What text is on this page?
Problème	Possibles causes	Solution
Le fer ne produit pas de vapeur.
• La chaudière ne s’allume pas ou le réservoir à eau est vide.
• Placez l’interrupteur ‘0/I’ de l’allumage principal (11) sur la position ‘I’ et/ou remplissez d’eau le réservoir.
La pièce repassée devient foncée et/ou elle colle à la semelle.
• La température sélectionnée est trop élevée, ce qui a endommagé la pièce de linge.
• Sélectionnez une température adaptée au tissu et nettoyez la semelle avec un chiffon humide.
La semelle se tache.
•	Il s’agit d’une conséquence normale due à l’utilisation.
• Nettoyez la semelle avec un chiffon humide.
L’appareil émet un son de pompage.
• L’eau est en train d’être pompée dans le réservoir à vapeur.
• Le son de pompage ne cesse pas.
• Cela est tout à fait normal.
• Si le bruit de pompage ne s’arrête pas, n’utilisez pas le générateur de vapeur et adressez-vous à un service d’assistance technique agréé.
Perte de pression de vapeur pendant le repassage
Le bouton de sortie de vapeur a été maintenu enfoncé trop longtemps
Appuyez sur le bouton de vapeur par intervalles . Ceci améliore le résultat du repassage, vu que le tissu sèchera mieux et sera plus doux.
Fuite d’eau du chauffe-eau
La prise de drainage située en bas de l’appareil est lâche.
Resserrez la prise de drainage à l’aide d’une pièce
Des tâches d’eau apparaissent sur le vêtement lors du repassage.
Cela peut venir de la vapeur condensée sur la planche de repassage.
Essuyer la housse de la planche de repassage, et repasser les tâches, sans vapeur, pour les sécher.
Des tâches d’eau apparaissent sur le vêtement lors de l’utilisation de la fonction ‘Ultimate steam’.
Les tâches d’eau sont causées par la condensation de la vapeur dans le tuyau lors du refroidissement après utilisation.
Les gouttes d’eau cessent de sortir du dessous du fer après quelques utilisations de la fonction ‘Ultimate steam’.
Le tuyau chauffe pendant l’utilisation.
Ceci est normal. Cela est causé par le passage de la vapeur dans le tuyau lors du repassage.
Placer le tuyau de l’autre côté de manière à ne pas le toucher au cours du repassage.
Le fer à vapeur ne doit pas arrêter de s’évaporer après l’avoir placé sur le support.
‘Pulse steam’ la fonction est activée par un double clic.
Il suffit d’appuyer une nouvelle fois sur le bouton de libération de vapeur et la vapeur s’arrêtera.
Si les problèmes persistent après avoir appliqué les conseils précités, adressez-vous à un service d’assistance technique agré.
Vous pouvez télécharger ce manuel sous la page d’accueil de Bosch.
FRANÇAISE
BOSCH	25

····················

## [Goal of the exercise]
Write out every entry again exactly, please, with nothing missing.

## [Task response]
What text is on this page?
Problème	Possibles causes	Solution
Le fer ne produit pas de vapeur.
• La chaudière ne s’allume pas ou le réservoir à eau est vide.
• Placez l’interrupteur ‘0/I’ de l’allumage principal (11) sur la position ‘I’ et/ou remplissez d’eau le réservoir.
La pièce repassée devient foncée et/ou elle colle à la semelle.
• La température sélectionnée est trop élevée, ce qui a endommagé la pièce de linge.
• Sélectionnez une température adaptée au tissu et nettoyez la semelle avec un chiffon humide.
La semelle se tache.
•	Il s’agit d’une conséquence normale due à l’utilisation.
• Nettoyez la semelle avec un chiffon humide.
L’appareil émet un son de pompage.
• L’eau est en train d’être pompée dans le réservoir à vapeur.
• Le son de pompage ne cesse pas.
• Cela est tout à fait normal.
• Si le bruit de pompage ne s’arrête pas, n’utilisez pas le générateur de vapeur et adressez-vous à un service d’assistance technique agréé.
Perte de pression de vapeur pendant le repassage
Le bouton de sortie de vapeur a été maintenu enfoncé trop longtemps
Appuyez sur le bouton de vapeur par intervalles . Ceci améliore le résultat du repassage, vu que le tissu sèchera mieux et sera plus doux.
Fuite d’eau du chauffe-eau
La prise de drainage située en bas de l’appareil est lâche.
Resserrez la prise de drainage à l’aide d’une pièce
Des tâches d’eau apparaissent sur le vêtement lors du repassage.
Cela peut venir de la vapeur condensée sur la planche de repassage.
Essuyer la housse de la planche de repassage, et repasser les tâches, sans vapeur, pour les sécher.
Des tâches d’eau apparaissent sur le vêtement lors de l’utilisation de la fonction ‘Ultimate steam’.
Les tâches d’eau sont causées par la condensation de la vapeur dans le tuyau lors du refroidissement après utilisation.
Les gouttes d’eau cessent de sortir du dessous du fer après quelques utilisations de la fonction ‘Ultimate steam’.
Le tuyau chauffe pendant l’utilisation.
Ceci est normal. Cela est causé par le passage de la vapeur dans le tuyau lors du repassage.
Placer le tuyau de l’autre côté de manière à ne pas le toucher au cours du repassage.
Le fer à vapeur ne doit pas arrêter de s’évaporer après l’avoir placé sur le support.
‘Pulse steam’ la fonction est activée par un double clic.
Il suffit d’appuyer une nouvelle fois sur le bouton de libération de vapeur et la vapeur s’arrêtera.
Si les problèmes persistent après avoir appliqué les conseils précités, adressez-vous à un service d’assistance technique agré.
Vous pouvez télécharger ce manuel sous la page d’accueil de Bosch.
FRANÇAISE
BOSCH	25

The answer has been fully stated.